EXERCISE TASK:
Comb through the entries for "this" and pull out each line that holds it.
#### DATASET RECORDS
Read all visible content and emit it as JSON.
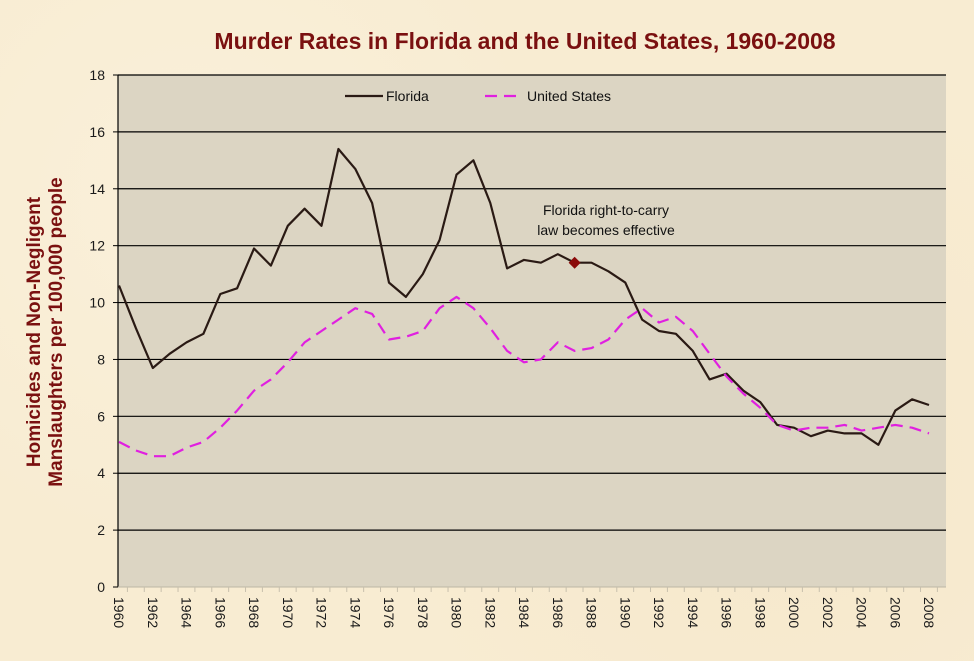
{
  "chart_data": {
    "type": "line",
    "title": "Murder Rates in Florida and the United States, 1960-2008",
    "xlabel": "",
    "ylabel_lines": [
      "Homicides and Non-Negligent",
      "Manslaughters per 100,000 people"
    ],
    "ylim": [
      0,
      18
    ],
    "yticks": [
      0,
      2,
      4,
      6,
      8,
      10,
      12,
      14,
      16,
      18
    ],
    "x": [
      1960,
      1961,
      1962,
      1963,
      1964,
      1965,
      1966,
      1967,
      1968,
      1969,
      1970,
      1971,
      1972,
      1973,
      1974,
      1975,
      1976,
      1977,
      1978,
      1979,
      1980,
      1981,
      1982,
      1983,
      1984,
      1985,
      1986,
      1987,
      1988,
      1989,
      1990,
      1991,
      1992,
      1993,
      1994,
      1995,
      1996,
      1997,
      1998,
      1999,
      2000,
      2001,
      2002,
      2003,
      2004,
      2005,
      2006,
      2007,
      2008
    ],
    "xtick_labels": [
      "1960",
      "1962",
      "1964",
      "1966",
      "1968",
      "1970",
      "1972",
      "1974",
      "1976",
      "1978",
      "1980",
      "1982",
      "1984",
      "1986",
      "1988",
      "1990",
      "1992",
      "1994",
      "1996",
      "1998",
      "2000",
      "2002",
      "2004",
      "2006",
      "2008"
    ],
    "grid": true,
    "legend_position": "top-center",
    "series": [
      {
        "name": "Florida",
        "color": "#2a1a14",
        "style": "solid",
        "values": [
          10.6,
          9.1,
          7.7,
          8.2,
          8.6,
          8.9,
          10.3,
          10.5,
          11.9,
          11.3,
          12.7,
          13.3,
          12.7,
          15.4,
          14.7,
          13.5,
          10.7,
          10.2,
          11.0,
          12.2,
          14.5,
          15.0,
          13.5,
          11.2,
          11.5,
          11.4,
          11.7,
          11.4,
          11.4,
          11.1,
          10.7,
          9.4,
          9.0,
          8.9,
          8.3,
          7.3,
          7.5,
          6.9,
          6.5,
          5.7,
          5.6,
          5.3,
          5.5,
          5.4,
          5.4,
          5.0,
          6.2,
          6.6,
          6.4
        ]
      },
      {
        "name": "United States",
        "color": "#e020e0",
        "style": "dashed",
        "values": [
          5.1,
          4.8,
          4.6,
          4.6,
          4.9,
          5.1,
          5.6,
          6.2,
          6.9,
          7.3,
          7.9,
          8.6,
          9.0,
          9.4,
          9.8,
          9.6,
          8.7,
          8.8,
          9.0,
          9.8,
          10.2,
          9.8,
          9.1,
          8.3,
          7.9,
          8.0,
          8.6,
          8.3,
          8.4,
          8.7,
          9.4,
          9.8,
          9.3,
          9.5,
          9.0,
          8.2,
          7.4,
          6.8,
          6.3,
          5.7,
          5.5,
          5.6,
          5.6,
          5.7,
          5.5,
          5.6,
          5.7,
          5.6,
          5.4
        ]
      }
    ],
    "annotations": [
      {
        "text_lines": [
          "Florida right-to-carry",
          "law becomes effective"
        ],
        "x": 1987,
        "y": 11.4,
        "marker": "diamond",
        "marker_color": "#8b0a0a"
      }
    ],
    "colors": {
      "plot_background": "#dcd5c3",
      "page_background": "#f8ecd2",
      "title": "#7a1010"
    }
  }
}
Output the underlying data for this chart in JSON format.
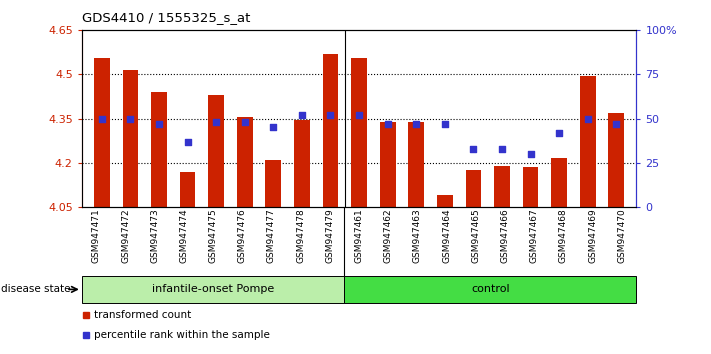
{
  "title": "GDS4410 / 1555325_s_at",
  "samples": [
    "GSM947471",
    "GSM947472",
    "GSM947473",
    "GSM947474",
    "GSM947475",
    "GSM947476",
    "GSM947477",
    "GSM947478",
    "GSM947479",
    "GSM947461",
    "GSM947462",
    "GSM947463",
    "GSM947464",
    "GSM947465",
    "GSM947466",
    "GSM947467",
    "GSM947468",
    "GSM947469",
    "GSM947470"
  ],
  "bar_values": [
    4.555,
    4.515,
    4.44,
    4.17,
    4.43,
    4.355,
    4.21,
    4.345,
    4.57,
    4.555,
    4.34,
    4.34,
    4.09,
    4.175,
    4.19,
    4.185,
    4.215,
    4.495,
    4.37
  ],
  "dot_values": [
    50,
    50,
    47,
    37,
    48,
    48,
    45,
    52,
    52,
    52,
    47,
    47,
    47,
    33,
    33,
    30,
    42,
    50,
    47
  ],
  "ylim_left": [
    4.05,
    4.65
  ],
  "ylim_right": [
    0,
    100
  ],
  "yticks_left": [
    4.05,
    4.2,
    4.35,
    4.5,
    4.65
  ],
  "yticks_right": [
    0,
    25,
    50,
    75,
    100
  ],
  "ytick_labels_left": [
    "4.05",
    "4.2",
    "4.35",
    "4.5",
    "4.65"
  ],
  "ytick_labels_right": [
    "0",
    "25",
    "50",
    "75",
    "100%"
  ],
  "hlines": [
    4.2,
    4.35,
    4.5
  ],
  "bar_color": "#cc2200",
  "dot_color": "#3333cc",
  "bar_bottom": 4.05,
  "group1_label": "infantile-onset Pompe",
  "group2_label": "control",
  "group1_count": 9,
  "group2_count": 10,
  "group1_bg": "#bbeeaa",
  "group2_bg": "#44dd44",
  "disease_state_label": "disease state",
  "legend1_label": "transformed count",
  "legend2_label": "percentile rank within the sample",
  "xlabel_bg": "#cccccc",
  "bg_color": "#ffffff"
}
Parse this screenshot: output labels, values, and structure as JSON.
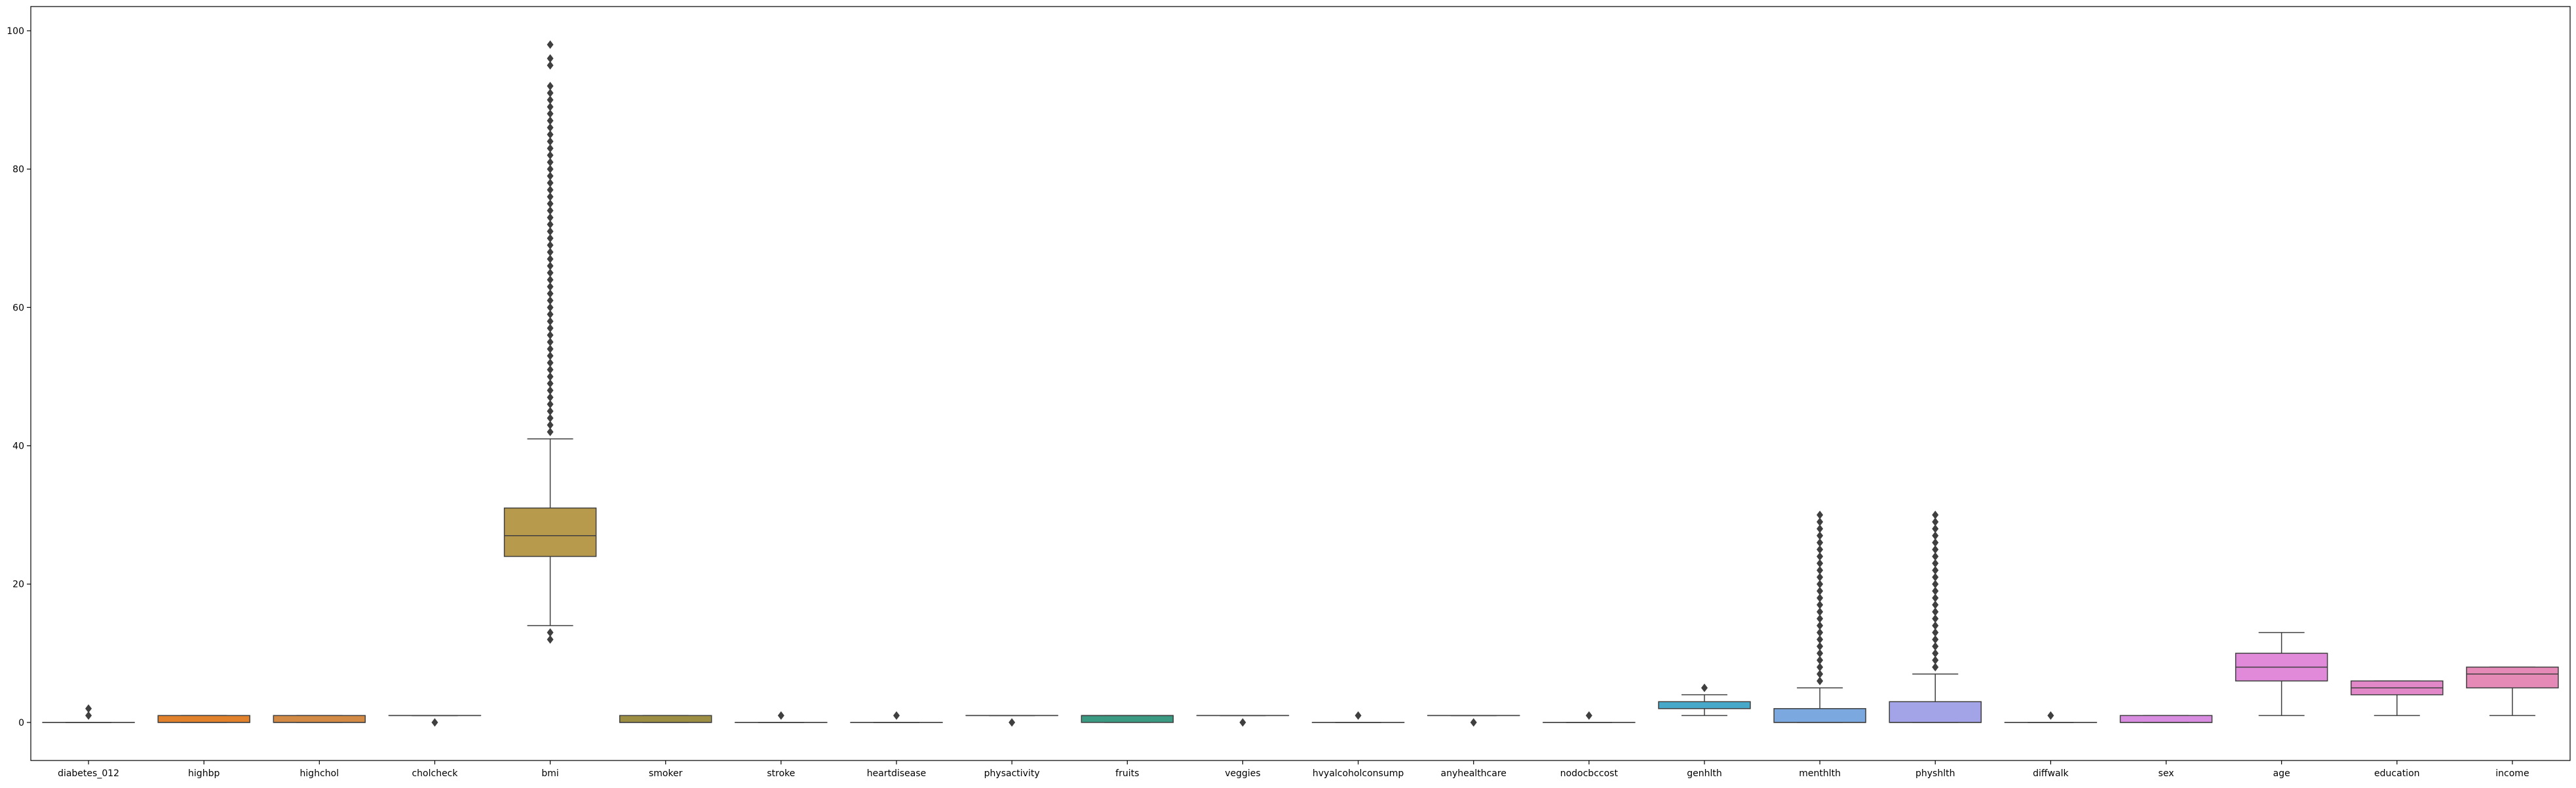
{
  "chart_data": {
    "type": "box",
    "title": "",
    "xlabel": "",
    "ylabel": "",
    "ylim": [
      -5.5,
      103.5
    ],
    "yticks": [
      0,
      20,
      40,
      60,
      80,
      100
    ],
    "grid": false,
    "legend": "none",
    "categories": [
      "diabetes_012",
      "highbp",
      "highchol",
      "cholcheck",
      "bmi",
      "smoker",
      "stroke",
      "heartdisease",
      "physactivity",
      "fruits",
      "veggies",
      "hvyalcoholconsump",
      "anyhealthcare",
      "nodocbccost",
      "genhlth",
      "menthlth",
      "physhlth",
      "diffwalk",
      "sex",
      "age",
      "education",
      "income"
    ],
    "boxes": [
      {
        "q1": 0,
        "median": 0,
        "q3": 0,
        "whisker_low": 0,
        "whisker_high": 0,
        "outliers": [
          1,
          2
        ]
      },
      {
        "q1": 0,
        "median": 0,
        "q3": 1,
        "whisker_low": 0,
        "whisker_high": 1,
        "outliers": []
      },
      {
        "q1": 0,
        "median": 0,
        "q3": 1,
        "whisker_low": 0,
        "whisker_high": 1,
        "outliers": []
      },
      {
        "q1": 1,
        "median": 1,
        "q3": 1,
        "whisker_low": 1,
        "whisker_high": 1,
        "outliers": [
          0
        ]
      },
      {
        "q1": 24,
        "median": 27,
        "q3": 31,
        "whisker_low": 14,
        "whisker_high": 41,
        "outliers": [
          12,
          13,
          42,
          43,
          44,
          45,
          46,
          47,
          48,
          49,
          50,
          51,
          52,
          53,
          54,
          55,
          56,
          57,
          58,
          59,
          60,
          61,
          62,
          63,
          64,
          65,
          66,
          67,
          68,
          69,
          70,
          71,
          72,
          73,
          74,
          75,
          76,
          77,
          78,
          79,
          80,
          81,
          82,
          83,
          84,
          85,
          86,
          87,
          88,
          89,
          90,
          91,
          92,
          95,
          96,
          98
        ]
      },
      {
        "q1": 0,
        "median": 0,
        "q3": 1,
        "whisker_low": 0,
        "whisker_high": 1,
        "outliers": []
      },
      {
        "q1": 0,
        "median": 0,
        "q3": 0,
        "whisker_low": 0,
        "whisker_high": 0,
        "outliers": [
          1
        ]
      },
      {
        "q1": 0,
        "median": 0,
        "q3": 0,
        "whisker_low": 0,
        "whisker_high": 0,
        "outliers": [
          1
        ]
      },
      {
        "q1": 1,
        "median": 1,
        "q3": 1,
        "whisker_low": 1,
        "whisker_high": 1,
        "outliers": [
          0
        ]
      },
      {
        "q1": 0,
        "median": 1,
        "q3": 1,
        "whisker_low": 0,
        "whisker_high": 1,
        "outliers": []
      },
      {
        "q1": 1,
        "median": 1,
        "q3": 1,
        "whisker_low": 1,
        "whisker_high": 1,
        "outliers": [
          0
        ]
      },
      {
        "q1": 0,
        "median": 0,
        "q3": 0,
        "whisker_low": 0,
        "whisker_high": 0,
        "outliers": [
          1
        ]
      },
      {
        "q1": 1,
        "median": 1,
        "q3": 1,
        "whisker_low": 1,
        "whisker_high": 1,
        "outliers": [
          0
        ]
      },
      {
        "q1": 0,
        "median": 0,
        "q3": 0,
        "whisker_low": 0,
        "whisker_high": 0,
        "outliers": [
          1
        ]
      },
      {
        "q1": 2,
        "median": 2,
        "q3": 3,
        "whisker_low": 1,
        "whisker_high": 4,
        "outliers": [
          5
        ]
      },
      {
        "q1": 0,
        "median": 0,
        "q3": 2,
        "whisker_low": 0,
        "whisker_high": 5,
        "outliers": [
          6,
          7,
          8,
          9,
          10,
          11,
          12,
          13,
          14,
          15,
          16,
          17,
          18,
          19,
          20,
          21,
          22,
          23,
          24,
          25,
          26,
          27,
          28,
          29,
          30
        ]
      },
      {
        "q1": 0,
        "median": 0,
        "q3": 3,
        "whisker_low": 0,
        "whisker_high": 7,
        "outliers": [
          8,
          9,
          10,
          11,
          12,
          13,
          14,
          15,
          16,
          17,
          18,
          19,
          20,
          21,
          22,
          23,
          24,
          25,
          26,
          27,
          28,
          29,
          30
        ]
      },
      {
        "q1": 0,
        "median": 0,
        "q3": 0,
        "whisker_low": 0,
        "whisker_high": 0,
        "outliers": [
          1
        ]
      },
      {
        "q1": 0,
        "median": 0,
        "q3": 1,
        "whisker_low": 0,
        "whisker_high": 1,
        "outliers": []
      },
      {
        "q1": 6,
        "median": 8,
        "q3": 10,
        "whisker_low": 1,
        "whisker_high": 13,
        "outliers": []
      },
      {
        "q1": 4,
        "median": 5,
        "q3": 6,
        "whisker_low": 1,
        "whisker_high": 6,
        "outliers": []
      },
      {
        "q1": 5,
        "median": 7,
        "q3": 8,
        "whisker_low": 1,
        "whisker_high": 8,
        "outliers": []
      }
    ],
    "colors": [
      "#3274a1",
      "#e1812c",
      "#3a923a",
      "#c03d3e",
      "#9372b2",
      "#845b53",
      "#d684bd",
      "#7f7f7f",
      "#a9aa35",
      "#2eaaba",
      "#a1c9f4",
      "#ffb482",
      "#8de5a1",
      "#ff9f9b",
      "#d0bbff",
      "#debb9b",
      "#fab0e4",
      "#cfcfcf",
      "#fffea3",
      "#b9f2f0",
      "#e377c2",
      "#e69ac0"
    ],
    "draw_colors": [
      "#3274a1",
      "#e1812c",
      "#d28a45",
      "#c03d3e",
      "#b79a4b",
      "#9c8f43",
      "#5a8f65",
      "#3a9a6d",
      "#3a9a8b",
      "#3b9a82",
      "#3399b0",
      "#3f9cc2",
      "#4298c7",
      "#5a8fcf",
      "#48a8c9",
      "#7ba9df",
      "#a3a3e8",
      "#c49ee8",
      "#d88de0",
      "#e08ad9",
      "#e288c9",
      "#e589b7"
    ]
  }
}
########
FINISHED EXERCISE:
Output the underlying data for this chart in JSON format.
Parse this screenshot: output labels, values, and structure as JSON.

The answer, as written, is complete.